--- Information given ---

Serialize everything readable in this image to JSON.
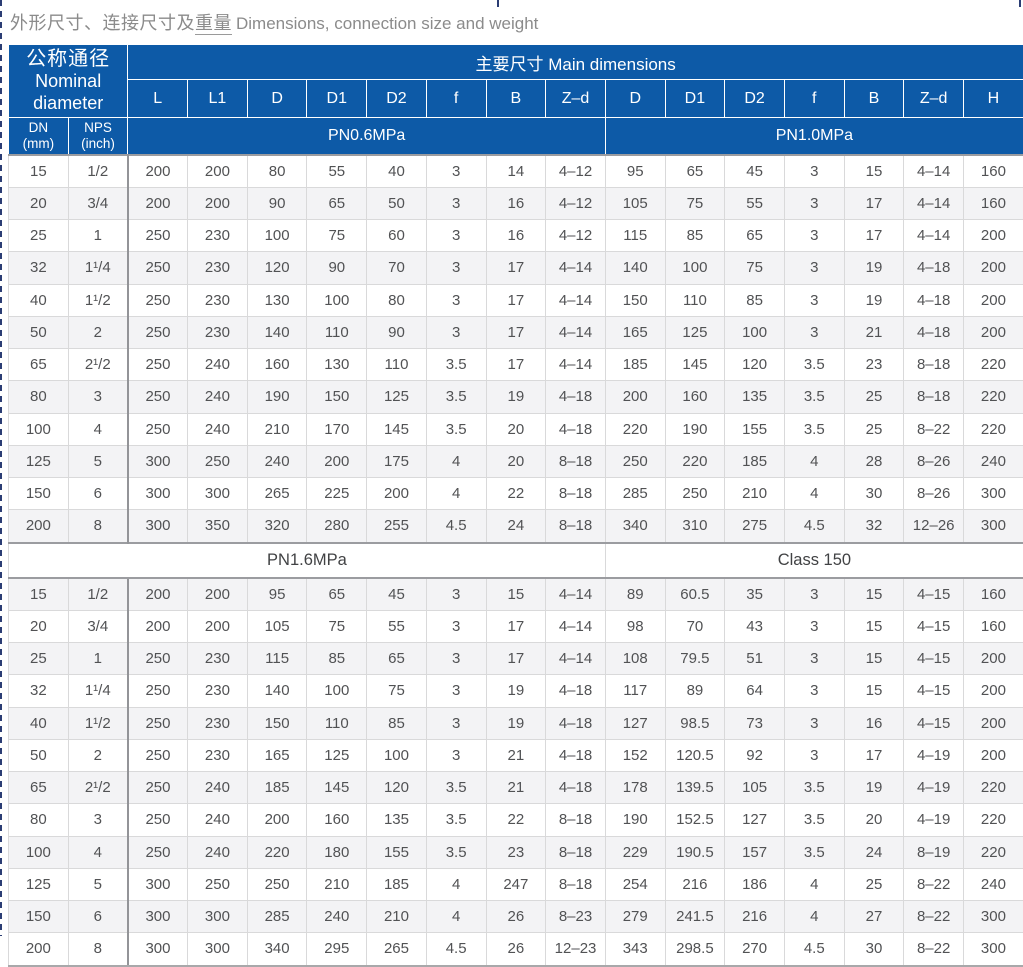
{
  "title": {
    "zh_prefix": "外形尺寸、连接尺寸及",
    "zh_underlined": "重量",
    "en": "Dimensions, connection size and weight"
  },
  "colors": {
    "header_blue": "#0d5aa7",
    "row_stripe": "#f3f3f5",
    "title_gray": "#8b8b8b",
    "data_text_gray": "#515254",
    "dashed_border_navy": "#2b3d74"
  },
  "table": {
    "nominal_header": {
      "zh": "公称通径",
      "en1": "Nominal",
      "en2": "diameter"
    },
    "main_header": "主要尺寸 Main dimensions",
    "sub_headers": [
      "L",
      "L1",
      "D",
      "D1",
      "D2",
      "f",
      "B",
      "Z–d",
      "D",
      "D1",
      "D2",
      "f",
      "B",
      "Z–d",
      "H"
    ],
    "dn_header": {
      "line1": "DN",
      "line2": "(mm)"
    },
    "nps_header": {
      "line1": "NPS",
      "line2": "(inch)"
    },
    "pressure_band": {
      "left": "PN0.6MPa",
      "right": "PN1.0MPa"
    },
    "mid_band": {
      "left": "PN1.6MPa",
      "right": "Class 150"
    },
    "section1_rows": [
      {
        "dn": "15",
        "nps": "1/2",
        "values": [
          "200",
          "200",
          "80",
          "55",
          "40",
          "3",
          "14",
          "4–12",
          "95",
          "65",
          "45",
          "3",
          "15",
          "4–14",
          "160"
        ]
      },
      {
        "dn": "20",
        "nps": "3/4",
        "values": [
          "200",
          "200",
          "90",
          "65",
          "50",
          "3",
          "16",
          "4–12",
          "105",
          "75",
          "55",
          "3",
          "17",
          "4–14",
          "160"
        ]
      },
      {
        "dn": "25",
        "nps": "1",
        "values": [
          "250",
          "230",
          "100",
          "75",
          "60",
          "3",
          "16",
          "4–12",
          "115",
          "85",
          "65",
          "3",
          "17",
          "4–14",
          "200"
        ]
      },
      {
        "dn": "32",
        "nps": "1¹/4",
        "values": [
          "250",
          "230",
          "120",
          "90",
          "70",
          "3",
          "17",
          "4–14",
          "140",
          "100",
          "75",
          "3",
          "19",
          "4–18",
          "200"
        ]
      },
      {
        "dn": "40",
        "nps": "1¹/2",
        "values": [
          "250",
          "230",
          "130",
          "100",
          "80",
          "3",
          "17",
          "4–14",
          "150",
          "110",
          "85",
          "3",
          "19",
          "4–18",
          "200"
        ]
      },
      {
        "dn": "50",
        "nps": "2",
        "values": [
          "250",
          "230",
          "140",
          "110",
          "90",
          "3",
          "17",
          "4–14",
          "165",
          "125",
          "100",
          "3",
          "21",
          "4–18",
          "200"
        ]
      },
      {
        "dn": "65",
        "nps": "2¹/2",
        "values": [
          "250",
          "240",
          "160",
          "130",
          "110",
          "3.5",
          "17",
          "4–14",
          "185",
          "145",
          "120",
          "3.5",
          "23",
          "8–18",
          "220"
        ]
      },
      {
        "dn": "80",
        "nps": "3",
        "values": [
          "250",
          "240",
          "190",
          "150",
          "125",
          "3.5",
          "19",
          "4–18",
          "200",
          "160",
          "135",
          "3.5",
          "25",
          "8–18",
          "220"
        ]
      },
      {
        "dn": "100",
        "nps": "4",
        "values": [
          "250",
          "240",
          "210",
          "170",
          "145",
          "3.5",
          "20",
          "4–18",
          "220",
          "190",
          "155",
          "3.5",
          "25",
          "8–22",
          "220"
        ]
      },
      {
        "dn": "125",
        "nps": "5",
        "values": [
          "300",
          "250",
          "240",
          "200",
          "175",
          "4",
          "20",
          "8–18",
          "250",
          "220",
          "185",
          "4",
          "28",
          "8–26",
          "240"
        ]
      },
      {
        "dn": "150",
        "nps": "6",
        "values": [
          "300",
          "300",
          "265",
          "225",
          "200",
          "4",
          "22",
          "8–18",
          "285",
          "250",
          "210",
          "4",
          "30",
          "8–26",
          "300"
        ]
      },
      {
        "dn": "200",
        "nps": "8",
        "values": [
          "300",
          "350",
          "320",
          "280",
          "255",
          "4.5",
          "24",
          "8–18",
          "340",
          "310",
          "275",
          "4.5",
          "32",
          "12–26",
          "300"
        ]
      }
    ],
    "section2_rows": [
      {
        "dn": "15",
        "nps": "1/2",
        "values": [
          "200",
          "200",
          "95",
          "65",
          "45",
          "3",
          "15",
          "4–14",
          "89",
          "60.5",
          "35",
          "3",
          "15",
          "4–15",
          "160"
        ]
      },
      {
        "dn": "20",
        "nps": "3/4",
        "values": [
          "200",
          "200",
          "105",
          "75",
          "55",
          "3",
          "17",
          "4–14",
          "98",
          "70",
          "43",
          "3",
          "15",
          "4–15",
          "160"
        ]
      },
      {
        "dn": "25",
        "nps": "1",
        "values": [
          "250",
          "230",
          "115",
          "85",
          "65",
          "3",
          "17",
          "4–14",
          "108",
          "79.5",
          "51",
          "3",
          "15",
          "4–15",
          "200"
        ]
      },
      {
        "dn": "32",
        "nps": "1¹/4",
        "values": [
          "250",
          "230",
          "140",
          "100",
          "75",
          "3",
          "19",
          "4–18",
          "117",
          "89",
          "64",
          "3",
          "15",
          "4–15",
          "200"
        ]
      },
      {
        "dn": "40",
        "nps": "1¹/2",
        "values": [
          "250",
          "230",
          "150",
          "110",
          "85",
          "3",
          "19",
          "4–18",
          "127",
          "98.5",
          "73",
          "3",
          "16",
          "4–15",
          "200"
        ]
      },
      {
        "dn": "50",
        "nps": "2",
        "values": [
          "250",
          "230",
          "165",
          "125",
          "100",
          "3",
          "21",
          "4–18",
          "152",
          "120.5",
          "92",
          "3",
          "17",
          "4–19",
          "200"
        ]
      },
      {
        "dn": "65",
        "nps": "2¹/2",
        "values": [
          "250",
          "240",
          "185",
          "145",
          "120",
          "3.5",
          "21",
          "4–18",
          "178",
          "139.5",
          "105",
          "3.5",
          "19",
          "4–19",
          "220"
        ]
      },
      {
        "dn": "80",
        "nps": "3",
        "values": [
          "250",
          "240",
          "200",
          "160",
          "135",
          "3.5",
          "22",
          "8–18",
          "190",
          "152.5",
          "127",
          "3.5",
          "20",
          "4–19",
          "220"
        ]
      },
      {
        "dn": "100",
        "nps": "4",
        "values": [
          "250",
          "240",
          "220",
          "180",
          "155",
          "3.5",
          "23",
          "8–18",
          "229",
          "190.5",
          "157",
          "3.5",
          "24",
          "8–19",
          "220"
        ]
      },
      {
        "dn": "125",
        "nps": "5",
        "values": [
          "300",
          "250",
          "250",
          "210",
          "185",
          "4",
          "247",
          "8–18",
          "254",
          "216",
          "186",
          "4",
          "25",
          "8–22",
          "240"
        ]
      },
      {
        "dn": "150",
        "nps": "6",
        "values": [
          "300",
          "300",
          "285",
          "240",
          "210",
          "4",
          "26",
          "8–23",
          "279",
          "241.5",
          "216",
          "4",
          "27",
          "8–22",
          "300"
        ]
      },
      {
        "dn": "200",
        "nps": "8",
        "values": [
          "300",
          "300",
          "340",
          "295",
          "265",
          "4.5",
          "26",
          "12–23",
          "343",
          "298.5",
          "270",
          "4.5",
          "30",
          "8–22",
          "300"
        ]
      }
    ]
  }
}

---
--- Information given ---

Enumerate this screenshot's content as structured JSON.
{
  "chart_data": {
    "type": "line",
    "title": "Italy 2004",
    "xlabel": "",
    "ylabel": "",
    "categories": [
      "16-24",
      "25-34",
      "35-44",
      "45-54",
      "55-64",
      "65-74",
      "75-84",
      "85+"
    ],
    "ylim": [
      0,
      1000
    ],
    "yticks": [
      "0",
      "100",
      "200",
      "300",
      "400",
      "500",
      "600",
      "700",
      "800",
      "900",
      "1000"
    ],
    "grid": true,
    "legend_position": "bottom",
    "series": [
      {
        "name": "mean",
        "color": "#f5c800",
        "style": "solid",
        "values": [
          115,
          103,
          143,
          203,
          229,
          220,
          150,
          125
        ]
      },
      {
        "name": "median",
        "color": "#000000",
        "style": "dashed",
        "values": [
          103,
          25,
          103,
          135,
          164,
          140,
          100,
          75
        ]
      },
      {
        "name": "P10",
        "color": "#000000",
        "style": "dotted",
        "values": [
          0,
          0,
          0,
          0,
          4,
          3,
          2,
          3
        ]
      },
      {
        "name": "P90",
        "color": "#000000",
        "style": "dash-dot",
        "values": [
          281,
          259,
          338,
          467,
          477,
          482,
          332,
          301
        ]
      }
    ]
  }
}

---
--- Information given ---

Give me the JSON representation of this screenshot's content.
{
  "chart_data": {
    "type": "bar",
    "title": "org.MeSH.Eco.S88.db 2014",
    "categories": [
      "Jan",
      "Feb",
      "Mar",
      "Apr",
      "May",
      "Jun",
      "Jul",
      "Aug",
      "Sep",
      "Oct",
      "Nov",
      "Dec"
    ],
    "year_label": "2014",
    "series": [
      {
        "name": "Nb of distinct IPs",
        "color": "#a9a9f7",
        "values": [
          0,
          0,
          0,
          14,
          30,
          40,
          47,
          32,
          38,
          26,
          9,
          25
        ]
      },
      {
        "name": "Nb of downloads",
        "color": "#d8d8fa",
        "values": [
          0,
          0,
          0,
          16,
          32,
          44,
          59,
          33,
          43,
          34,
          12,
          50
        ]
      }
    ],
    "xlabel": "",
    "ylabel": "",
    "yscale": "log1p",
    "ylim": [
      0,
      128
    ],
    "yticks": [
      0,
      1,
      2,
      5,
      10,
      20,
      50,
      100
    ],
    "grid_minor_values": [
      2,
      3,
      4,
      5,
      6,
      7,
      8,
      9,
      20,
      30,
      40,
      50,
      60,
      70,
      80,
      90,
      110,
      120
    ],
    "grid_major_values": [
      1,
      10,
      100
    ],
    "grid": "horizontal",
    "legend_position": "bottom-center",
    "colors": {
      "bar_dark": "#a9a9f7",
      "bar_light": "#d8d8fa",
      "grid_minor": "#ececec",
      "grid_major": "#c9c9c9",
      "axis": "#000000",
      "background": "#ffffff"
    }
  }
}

---

■ Exercise brief
Every line of the records that includes the word "this" should be gathered.

■ Solution to the exercise
Serialize everything readable in this image to JSON.
Enumerate this screenshot's content as structured JSON.
Give me the JSON representation of this screenshot's content.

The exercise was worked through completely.